> **PROBLEM TO WORK ON**
Transcribe each line of the records below exactly, excluding any embedded images.

> **Saved entries**
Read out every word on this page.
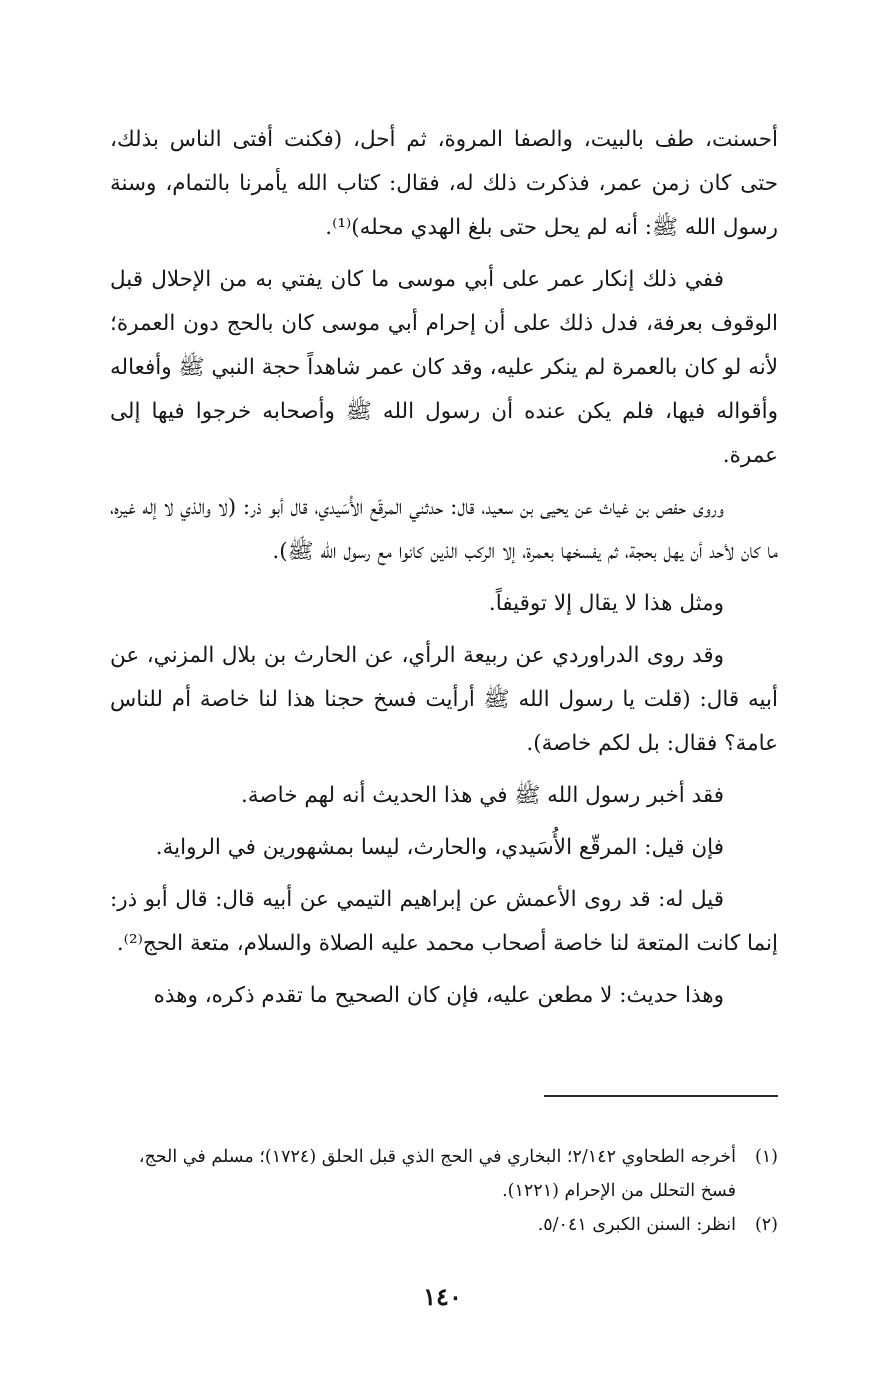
أحسنت، طف بالبيت، والصفا المروة، ثم أحل، (فكنت أفتى الناس بذلك، حتى كان زمن عمر، فذكرت ذلك له، فقال: كتاب الله يأمرنا بالتمام، وسنة رسول الله ﷺ: أنه لم يحل حتى بلغ الهدي محله)⁽¹⁾.

ففي ذلك إنكار عمر على أبي موسى ما كان يفتي به من الإحلال قبل الوقوف بعرفة، فدل ذلك على أن إحرام أبي موسى كان بالحج دون العمرة؛ لأنه لو كان بالعمرة لم ينكر عليه، وقد كان عمر شاهداً حجة النبي ﷺ وأفعاله وأقواله فيها، فلم يكن عنده أن رسول الله ﷺ وأصحابه خرجوا فيها إلى عمرة.

وروى حفص بن غياث عن يحيى بن سعيد، قال: حدثني المرقّع الأُسَيدي، قال أبو ذر: (لا والذي لا إله غيره، ما كان لأحد أن يهل بحجة، ثم يفسخها بعمرة، إلا الركب الذين كانوا مع رسول الله ﷺ).

ومثل هذا لا يقال إلا توقيفاً.

وقد روى الدراوردي عن ربيعة الرأي، عن الحارث بن بلال المزني، عن أبيه قال: (قلت يا رسول الله ﷺ أرأيت فسخ حجنا هذا لنا خاصة أم للناس عامة؟ فقال: بل لكم خاصة).

فقد أخبر رسول الله ﷺ في هذا الحديث أنه لهم خاصة.

فإن قيل: المرقّع الأُسَيدي، والحارث، ليسا بمشهورين في الرواية.

قيل له: قد روى الأعمش عن إبراهيم التيمي عن أبيه قال: قال أبو ذر: إنما كانت المتعة لنا خاصة أصحاب محمد عليه الصلاة والسلام، متعة الحج⁽²⁾.

وهذا حديث: لا مطعن عليه، فإن كان الصحيح ما تقدم ذكره، وهذه

(١)
أخرجه الطحاوي ٢/١٤٢؛ البخاري في الحج الذي قبل الحلق (١٧٢٤)؛ مسلم في الحج، فسخ التحلل من الإحرام (١٢٢١).

(٢)
انظر: السنن الكبرى ٥/٠٤١.

١٤٠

> **CORRECT RESULT**
Read out every word on this page.
أحسنت، طف بالبيت، والصفا المروة، ثم أحل، (فكنت أفتى الناس بذلك، حتى كان زمن عمر، فذكرت ذلك له، فقال: كتاب الله يأمرنا بالتمام، وسنة رسول الله ﷺ: أنه لم يحل حتى بلغ الهدي محله)⁽¹⁾.

ففي ذلك إنكار عمر على أبي موسى ما كان يفتي به من الإحلال قبل الوقوف بعرفة، فدل ذلك على أن إحرام أبي موسى كان بالحج دون العمرة؛ لأنه لو كان بالعمرة لم ينكر عليه، وقد كان عمر شاهداً حجة النبي ﷺ وأفعاله وأقواله فيها، فلم يكن عنده أن رسول الله ﷺ وأصحابه خرجوا فيها إلى عمرة.

وروى حفص بن غياث عن يحيى بن سعيد، قال: حدثني المرقّع الأُسَيدي، قال أبو ذر: (لا والذي لا إله غيره، ما كان لأحد أن يهل بحجة، ثم يفسخها بعمرة، إلا الركب الذين كانوا مع رسول الله ﷺ).

ومثل هذا لا يقال إلا توقيفاً.

وقد روى الدراوردي عن ربيعة الرأي، عن الحارث بن بلال المزني، عن أبيه قال: (قلت يا رسول الله ﷺ أرأيت فسخ حجنا هذا لنا خاصة أم للناس عامة؟ فقال: بل لكم خاصة).

فقد أخبر رسول الله ﷺ في هذا الحديث أنه لهم خاصة.

فإن قيل: المرقّع الأُسَيدي، والحارث، ليسا بمشهورين في الرواية.

قيل له: قد روى الأعمش عن إبراهيم التيمي عن أبيه قال: قال أبو ذر: إنما كانت المتعة لنا خاصة أصحاب محمد عليه الصلاة والسلام، متعة الحج⁽²⁾.

وهذا حديث: لا مطعن عليه، فإن كان الصحيح ما تقدم ذكره، وهذه

(١)
أخرجه الطحاوي ٢/١٤٢؛ البخاري في الحج الذي قبل الحلق (١٧٢٤)؛ مسلم في الحج، فسخ التحلل من الإحرام (١٢٢١).

(٢)
انظر: السنن الكبرى ٥/٠٤١.

١٤٠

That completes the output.